__Exercise details__:
In the copy, keep every record exact and leave out all images.

========

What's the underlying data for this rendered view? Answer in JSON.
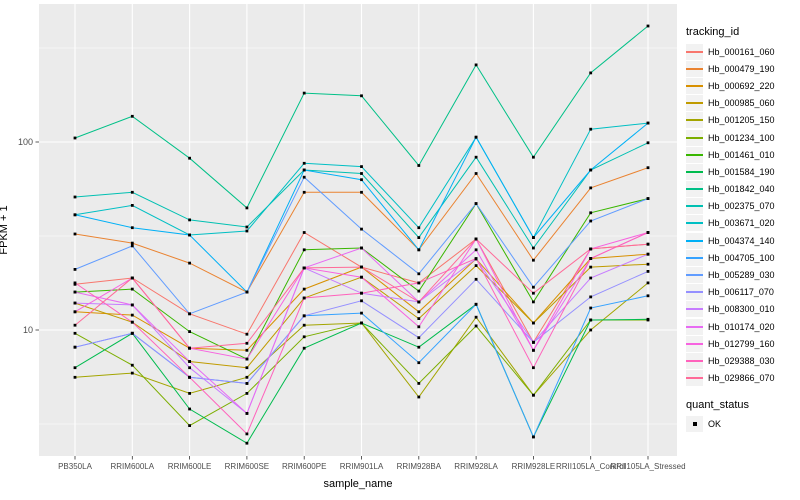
{
  "figure": {
    "background": "#FFFFFF",
    "panel_background": "#EBEBEB",
    "gridline_color": "#FFFFFF",
    "axis_text_color": "#4D4D4D",
    "tick_color": "#333333",
    "marker_color": "#000000"
  },
  "chart_data": {
    "type": "line",
    "title": "",
    "xlabel": "sample_name",
    "ylabel": "FPKM + 1",
    "y_scale": "log10",
    "y_ticks": [
      10,
      100
    ],
    "y_tick_labels": [
      "10",
      "100"
    ],
    "y_minor_gridlines": [
      3.162,
      31.62,
      316.2
    ],
    "ylim": [
      2.2,
      520
    ],
    "grid": true,
    "legend_position": "right",
    "marker": "black-square",
    "categories": [
      "PB350LA",
      "RRIM600LA",
      "RRIM600LE",
      "RRIM600SE",
      "RRIM600PE",
      "RRIM901LA",
      "RRIM928BA",
      "RRIM928LA",
      "RRIM928LE",
      "RRII105LA_Control",
      "RRII105LA_Stressed"
    ],
    "series": [
      {
        "name": "Hb_000161_060",
        "color": "#F8766D",
        "values": [
          17.5,
          18.9,
          12.2,
          9.5,
          33,
          21.6,
          17.8,
          30.5,
          8.6,
          27,
          28.6
        ]
      },
      {
        "name": "Hb_000479_190",
        "color": "#EA8331",
        "values": [
          32.4,
          29,
          22.7,
          15.9,
          54,
          54,
          26.7,
          68,
          23.5,
          57,
          73
        ]
      },
      {
        "name": "Hb_000692_220",
        "color": "#D89000",
        "values": [
          12.5,
          12,
          8.0,
          7.8,
          16.5,
          21.6,
          12.5,
          23.9,
          10.9,
          24,
          25.3
        ]
      },
      {
        "name": "Hb_000985_060",
        "color": "#C09B00",
        "values": [
          13.9,
          11,
          6.8,
          6.3,
          14.8,
          19.1,
          11.5,
          22,
          10.9,
          21.6,
          22.4
        ]
      },
      {
        "name": "Hb_001205_150",
        "color": "#A3A500",
        "values": [
          5.6,
          5.9,
          4.6,
          5.6,
          10.6,
          10.9,
          4.4,
          11.7,
          4.5,
          10,
          17.8
        ]
      },
      {
        "name": "Hb_001234_100",
        "color": "#7CAE00",
        "values": [
          9.6,
          6.5,
          3.1,
          4.6,
          9.2,
          10.9,
          5.2,
          10.5,
          4.5,
          11.3,
          11.3
        ]
      },
      {
        "name": "Hb_001461_010",
        "color": "#39B600",
        "values": [
          15.9,
          16.5,
          9.8,
          7.0,
          26.7,
          27.3,
          16.1,
          47,
          14.1,
          42,
          50
        ]
      },
      {
        "name": "Hb_001584_190",
        "color": "#00BB4E",
        "values": [
          6.3,
          9.6,
          3.8,
          2.5,
          8.0,
          10.9,
          8.1,
          13.7,
          2.7,
          11.3,
          11.4
        ]
      },
      {
        "name": "Hb_001842_040",
        "color": "#00C087",
        "values": [
          105,
          137,
          82,
          44.6,
          182,
          176,
          75,
          257,
          83,
          233,
          414
        ]
      },
      {
        "name": "Hb_002375_070",
        "color": "#00C0B2",
        "values": [
          51,
          54,
          38.5,
          35.3,
          71,
          68,
          31,
          83,
          27.3,
          71,
          99
        ]
      },
      {
        "name": "Hb_003671_020",
        "color": "#00BFC4",
        "values": [
          41,
          46,
          32,
          33.6,
          77,
          74,
          35,
          106,
          31,
          117,
          126
        ]
      },
      {
        "name": "Hb_004374_140",
        "color": "#00B0F6",
        "values": [
          41,
          35,
          32,
          15.9,
          71,
          63,
          26.7,
          106,
          31,
          71,
          126
        ]
      },
      {
        "name": "Hb_004705_100",
        "color": "#35A2FF",
        "values": [
          8.1,
          9.6,
          5.6,
          5.2,
          11.9,
          12.3,
          6.7,
          13.7,
          2.7,
          13.1,
          15.2
        ]
      },
      {
        "name": "Hb_005289_030",
        "color": "#619CFF",
        "values": [
          21,
          28,
          12.2,
          15.9,
          65,
          34.4,
          19.9,
          47,
          16.9,
          38,
          50
        ]
      },
      {
        "name": "Hb_006117_070",
        "color": "#9590FF",
        "values": [
          8.1,
          9.6,
          5.6,
          5.2,
          11.9,
          14.3,
          9.1,
          18.6,
          8.6,
          15,
          20.5
        ]
      },
      {
        "name": "Hb_008300_010",
        "color": "#C77CFF",
        "values": [
          13.9,
          13.6,
          6.3,
          3.6,
          21.4,
          15.7,
          14.1,
          23.9,
          8.6,
          18.9,
          25.3
        ]
      },
      {
        "name": "Hb_010174_020",
        "color": "#E76BF3",
        "values": [
          15.9,
          13.6,
          6.8,
          3.6,
          21.4,
          27.3,
          14.1,
          26.7,
          7.8,
          24,
          33
        ]
      },
      {
        "name": "Hb_012799_160",
        "color": "#F763E0",
        "values": [
          12.5,
          18.9,
          8.0,
          7.0,
          21.4,
          19.1,
          10.4,
          30.5,
          7.8,
          27,
          33
        ]
      },
      {
        "name": "Hb_029388_030",
        "color": "#FF62BC",
        "values": [
          17.8,
          11,
          5.6,
          2.8,
          14.8,
          15.7,
          17.8,
          24,
          6.3,
          24,
          33
        ]
      },
      {
        "name": "Hb_029866_070",
        "color": "#FF6A98",
        "values": [
          10.6,
          18.9,
          8.0,
          8.5,
          21.4,
          21.6,
          14.1,
          30.5,
          15.7,
          27,
          28.6
        ]
      }
    ],
    "legend": {
      "color_legend_title": "tracking_id",
      "shape_legend_title": "quant_status",
      "shape_legend_items": [
        {
          "label": "OK",
          "marker": "black-square"
        }
      ]
    }
  }
}
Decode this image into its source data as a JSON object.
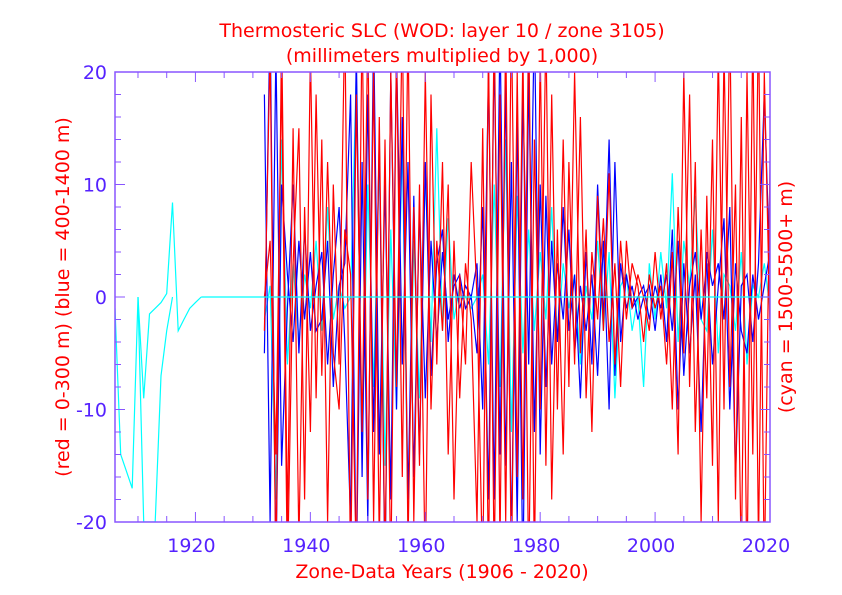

========

__Final result__:
What's the underlying data for this rendered view? Answer in JSON.
{
  "figure": {
    "background": "#FFFFFF",
    "panel_background": "#EBEBEB",
    "gridline_color": "#FFFFFF",
    "axis_text_color": "#4D4D4D",
    "tick_color": "#333333",
    "marker_color": "#000000"
  },
  "chart_data": {
    "type": "line",
    "title": "",
    "xlabel": "sample_name",
    "ylabel": "FPKM + 1",
    "y_scale": "log10",
    "y_ticks": [
      10,
      100
    ],
    "y_tick_labels": [
      "10",
      "100"
    ],
    "y_minor_gridlines": [
      3.162,
      31.62,
      316.2
    ],
    "ylim": [
      2.2,
      520
    ],
    "grid": true,
    "legend_position": "right",
    "marker": "black-square",
    "categories": [
      "PB350LA",
      "RRIM600LA",
      "RRIM600LE",
      "RRIM600SE",
      "RRIM600PE",
      "RRIM901LA",
      "RRIM928BA",
      "RRIM928LA",
      "RRIM928LE",
      "RRII105LA_Control",
      "RRII105LA_Stressed"
    ],
    "series": [
      {
        "name": "Hb_000161_060",
        "color": "#F8766D",
        "values": [
          17.5,
          18.9,
          12.2,
          9.5,
          33,
          21.6,
          17.8,
          30.5,
          8.6,
          27,
          28.6
        ]
      },
      {
        "name": "Hb_000479_190",
        "color": "#EA8331",
        "values": [
          32.4,
          29,
          22.7,
          15.9,
          54,
          54,
          26.7,
          68,
          23.5,
          57,
          73
        ]
      },
      {
        "name": "Hb_000692_220",
        "color": "#D89000",
        "values": [
          12.5,
          12,
          8.0,
          7.8,
          16.5,
          21.6,
          12.5,
          23.9,
          10.9,
          24,
          25.3
        ]
      },
      {
        "name": "Hb_000985_060",
        "color": "#C09B00",
        "values": [
          13.9,
          11,
          6.8,
          6.3,
          14.8,
          19.1,
          11.5,
          22,
          10.9,
          21.6,
          22.4
        ]
      },
      {
        "name": "Hb_001205_150",
        "color": "#A3A500",
        "values": [
          5.6,
          5.9,
          4.6,
          5.6,
          10.6,
          10.9,
          4.4,
          11.7,
          4.5,
          10,
          17.8
        ]
      },
      {
        "name": "Hb_001234_100",
        "color": "#7CAE00",
        "values": [
          9.6,
          6.5,
          3.1,
          4.6,
          9.2,
          10.9,
          5.2,
          10.5,
          4.5,
          11.3,
          11.3
        ]
      },
      {
        "name": "Hb_001461_010",
        "color": "#39B600",
        "values": [
          15.9,
          16.5,
          9.8,
          7.0,
          26.7,
          27.3,
          16.1,
          47,
          14.1,
          42,
          50
        ]
      },
      {
        "name": "Hb_001584_190",
        "color": "#00BB4E",
        "values": [
          6.3,
          9.6,
          3.8,
          2.5,
          8.0,
          10.9,
          8.1,
          13.7,
          2.7,
          11.3,
          11.4
        ]
      },
      {
        "name": "Hb_001842_040",
        "color": "#00C087",
        "values": [
          105,
          137,
          82,
          44.6,
          182,
          176,
          75,
          257,
          83,
          233,
          414
        ]
      },
      {
        "name": "Hb_002375_070",
        "color": "#00C0B2",
        "values": [
          51,
          54,
          38.5,
          35.3,
          71,
          68,
          31,
          83,
          27.3,
          71,
          99
        ]
      },
      {
        "name": "Hb_003671_020",
        "color": "#00BFC4",
        "values": [
          41,
          46,
          32,
          33.6,
          77,
          74,
          35,
          106,
          31,
          117,
          126
        ]
      },
      {
        "name": "Hb_004374_140",
        "color": "#00B0F6",
        "values": [
          41,
          35,
          32,
          15.9,
          71,
          63,
          26.7,
          106,
          31,
          71,
          126
        ]
      },
      {
        "name": "Hb_004705_100",
        "color": "#35A2FF",
        "values": [
          8.1,
          9.6,
          5.6,
          5.2,
          11.9,
          12.3,
          6.7,
          13.7,
          2.7,
          13.1,
          15.2
        ]
      },
      {
        "name": "Hb_005289_030",
        "color": "#619CFF",
        "values": [
          21,
          28,
          12.2,
          15.9,
          65,
          34.4,
          19.9,
          47,
          16.9,
          38,
          50
        ]
      },
      {
        "name": "Hb_006117_070",
        "color": "#9590FF",
        "values": [
          8.1,
          9.6,
          5.6,
          5.2,
          11.9,
          14.3,
          9.1,
          18.6,
          8.6,
          15,
          20.5
        ]
      },
      {
        "name": "Hb_008300_010",
        "color": "#C77CFF",
        "values": [
          13.9,
          13.6,
          6.3,
          3.6,
          21.4,
          15.7,
          14.1,
          23.9,
          8.6,
          18.9,
          25.3
        ]
      },
      {
        "name": "Hb_010174_020",
        "color": "#E76BF3",
        "values": [
          15.9,
          13.6,
          6.8,
          3.6,
          21.4,
          27.3,
          14.1,
          26.7,
          7.8,
          24,
          33
        ]
      },
      {
        "name": "Hb_012799_160",
        "color": "#F763E0",
        "values": [
          12.5,
          18.9,
          8.0,
          7.0,
          21.4,
          19.1,
          10.4,
          30.5,
          7.8,
          27,
          33
        ]
      },
      {
        "name": "Hb_029388_030",
        "color": "#FF62BC",
        "values": [
          17.8,
          11,
          5.6,
          2.8,
          14.8,
          15.7,
          17.8,
          24,
          6.3,
          24,
          33
        ]
      },
      {
        "name": "Hb_029866_070",
        "color": "#FF6A98",
        "values": [
          10.6,
          18.9,
          8.0,
          8.5,
          21.4,
          21.6,
          14.1,
          30.5,
          15.7,
          27,
          28.6
        ]
      }
    ],
    "legend": {
      "color_legend_title": "tracking_id",
      "shape_legend_title": "quant_status",
      "shape_legend_items": [
        {
          "label": "OK",
          "marker": "black-square"
        }
      ]
    }
  }
}
Decode this image into its source data as a JSON object.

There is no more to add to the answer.